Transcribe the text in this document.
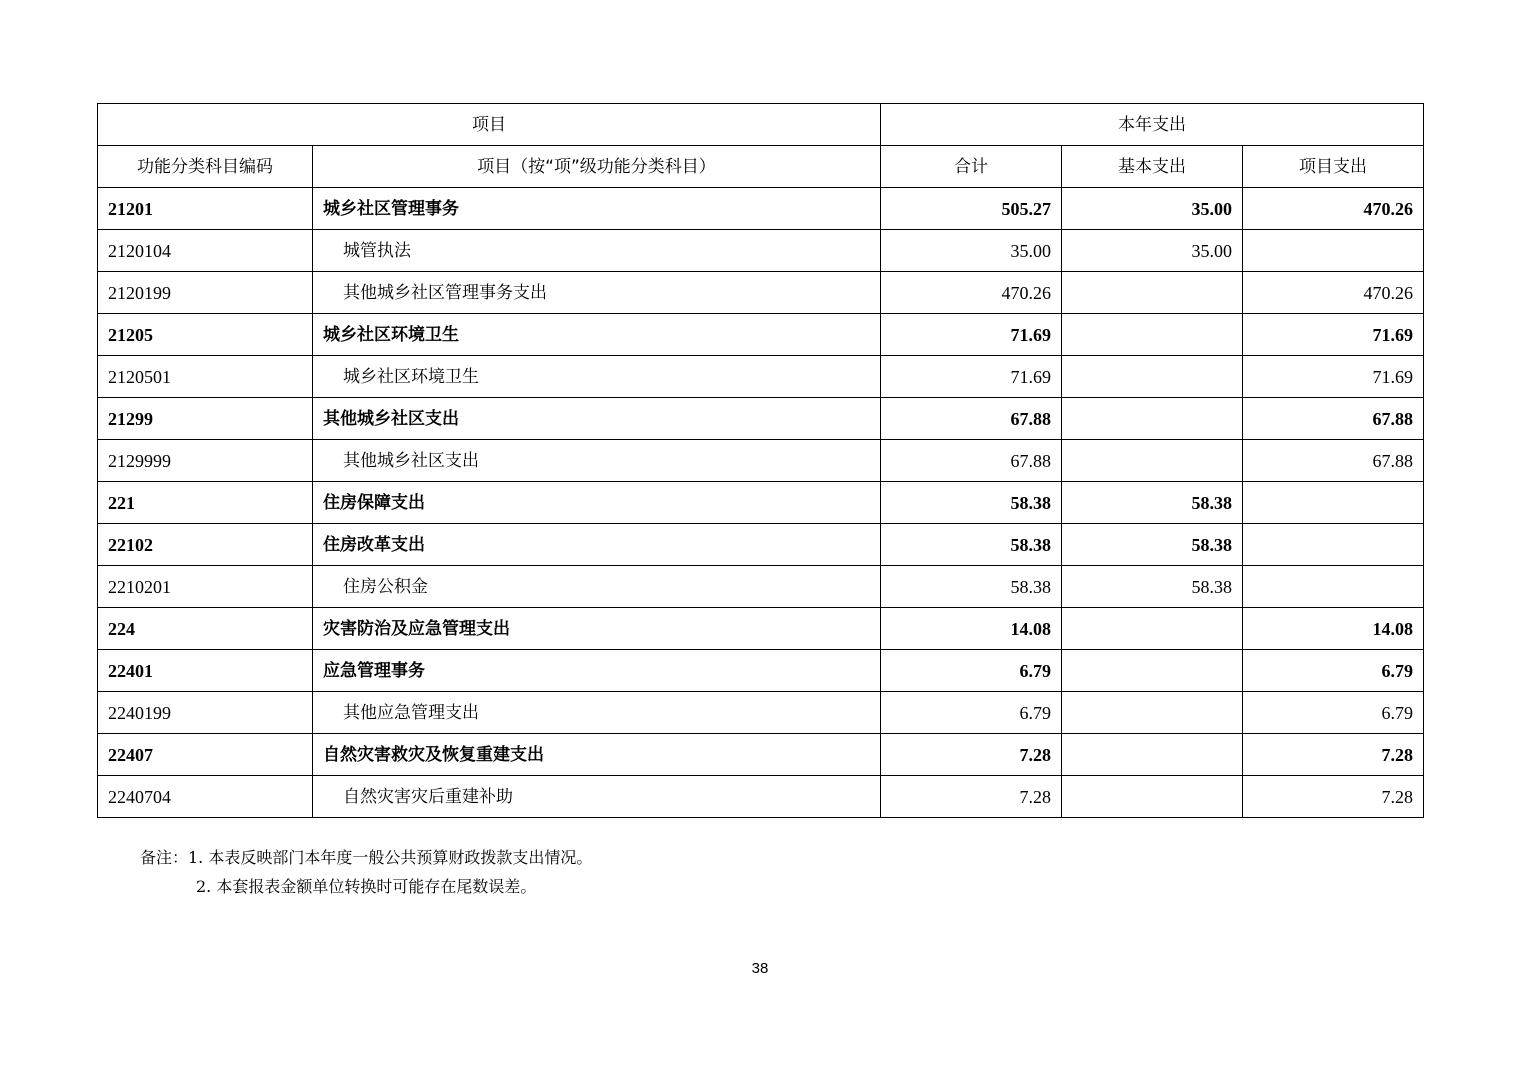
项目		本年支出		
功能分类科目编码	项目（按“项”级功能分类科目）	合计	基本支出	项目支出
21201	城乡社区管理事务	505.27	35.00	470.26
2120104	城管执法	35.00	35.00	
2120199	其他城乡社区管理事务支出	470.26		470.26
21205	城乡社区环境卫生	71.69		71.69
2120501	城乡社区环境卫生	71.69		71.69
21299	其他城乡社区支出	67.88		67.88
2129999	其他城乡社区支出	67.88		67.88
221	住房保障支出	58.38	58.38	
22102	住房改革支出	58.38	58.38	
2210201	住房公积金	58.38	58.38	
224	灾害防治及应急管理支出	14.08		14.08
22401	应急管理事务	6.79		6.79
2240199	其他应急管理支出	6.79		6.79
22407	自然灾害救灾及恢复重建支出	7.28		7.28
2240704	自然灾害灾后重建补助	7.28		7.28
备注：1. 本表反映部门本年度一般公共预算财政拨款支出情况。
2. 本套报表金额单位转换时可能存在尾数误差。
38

--

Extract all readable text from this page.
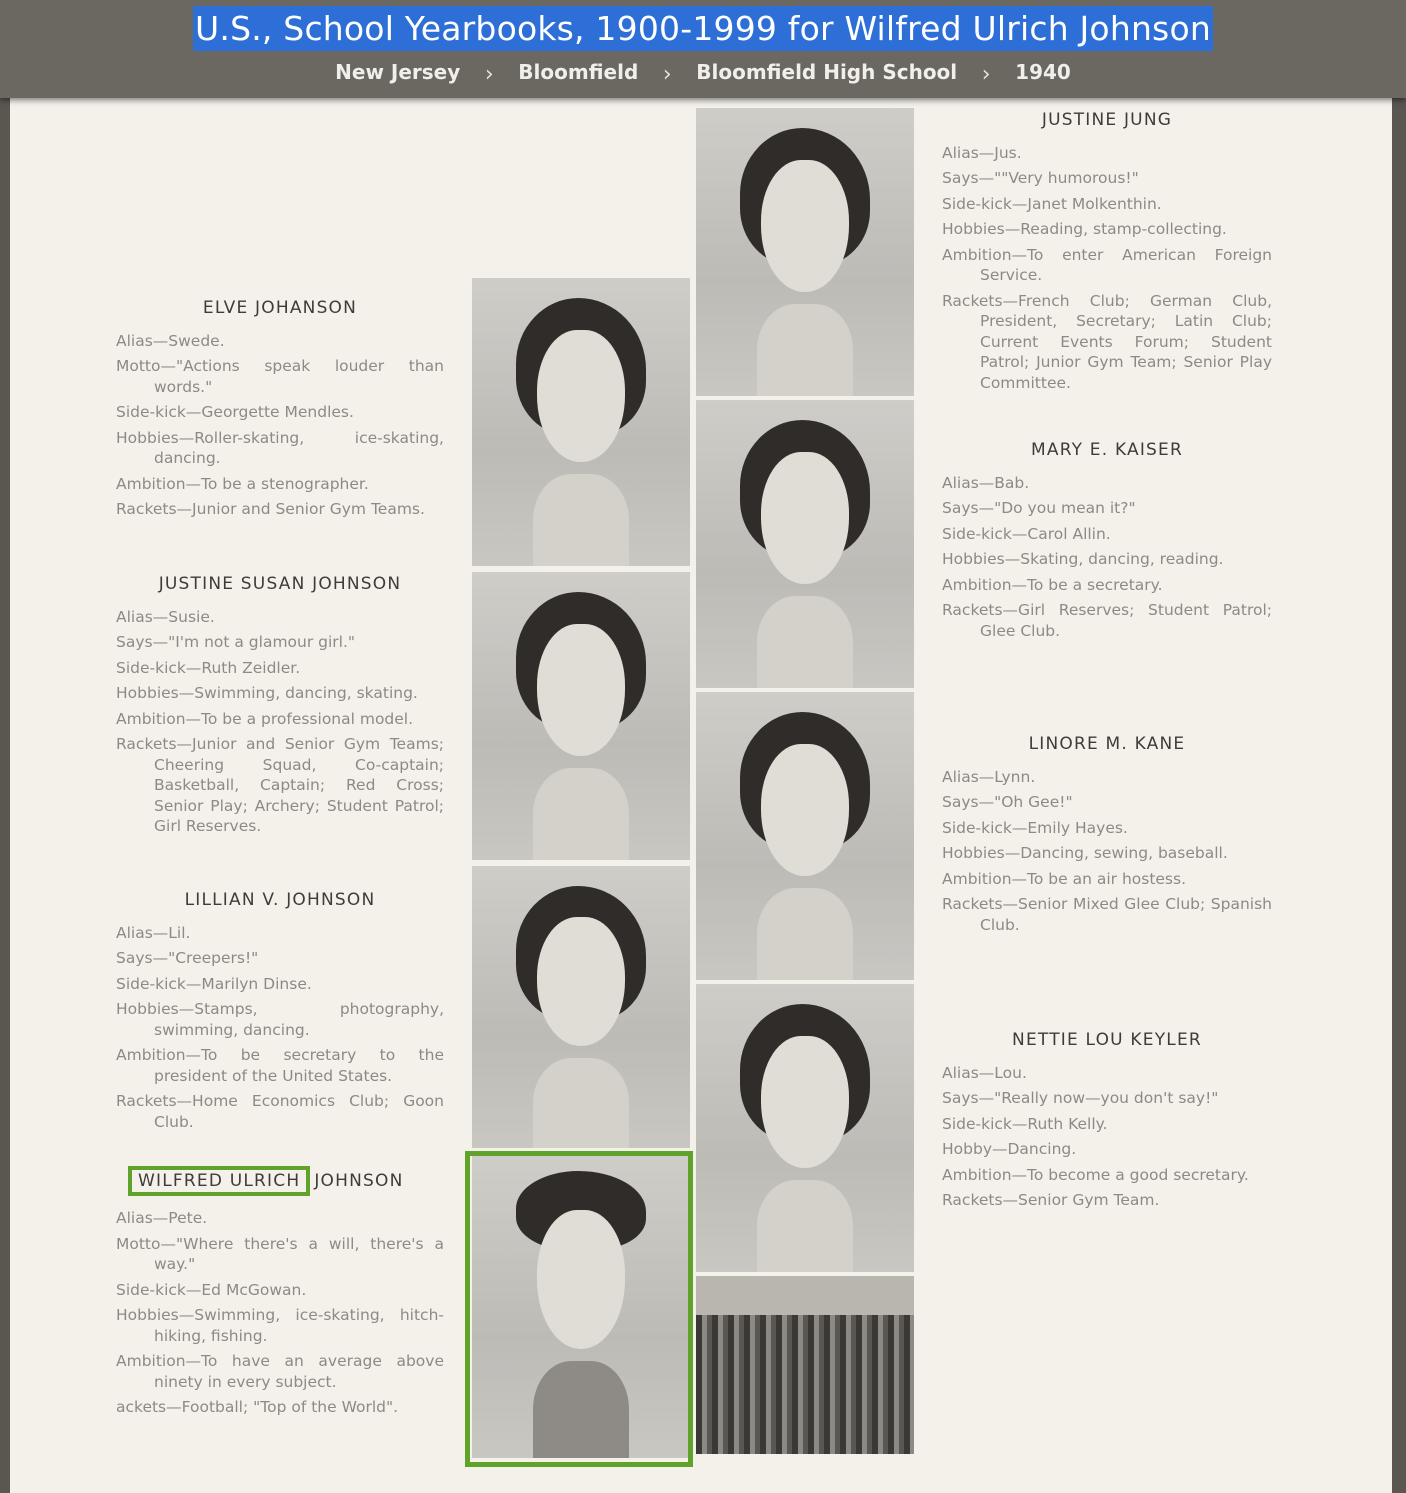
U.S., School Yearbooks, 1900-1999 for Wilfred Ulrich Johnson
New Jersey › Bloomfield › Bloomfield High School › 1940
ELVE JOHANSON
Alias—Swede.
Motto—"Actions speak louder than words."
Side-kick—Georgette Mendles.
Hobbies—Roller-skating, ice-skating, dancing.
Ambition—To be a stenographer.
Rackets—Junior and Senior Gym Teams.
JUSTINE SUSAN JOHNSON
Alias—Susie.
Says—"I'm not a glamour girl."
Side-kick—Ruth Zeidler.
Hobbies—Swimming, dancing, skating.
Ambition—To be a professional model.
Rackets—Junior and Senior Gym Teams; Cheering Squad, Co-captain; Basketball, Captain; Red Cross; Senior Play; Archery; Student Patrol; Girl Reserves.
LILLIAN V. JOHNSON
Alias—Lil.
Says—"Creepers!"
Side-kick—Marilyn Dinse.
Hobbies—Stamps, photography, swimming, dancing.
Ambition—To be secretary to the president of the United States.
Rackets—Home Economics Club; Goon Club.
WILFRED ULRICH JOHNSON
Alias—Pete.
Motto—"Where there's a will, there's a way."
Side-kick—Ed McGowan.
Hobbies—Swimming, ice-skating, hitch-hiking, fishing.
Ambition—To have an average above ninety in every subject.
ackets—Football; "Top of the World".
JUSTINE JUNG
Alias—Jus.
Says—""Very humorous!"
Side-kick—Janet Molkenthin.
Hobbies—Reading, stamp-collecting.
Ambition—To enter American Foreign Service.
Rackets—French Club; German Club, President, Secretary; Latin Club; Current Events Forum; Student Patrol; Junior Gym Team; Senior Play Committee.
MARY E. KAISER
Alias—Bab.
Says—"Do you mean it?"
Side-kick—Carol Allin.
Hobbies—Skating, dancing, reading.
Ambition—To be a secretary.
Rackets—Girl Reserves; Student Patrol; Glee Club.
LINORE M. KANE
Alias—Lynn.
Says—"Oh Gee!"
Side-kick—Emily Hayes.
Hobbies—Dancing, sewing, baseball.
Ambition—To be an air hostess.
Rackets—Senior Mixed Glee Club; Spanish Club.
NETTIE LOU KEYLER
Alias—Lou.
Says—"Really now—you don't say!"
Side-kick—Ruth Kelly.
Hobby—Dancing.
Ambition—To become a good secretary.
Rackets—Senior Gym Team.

▸ **Instructions for the task**: State the number of lines in the records that contain the string "Reserves", and nothing more.

▸ **Output of the exercise**: 2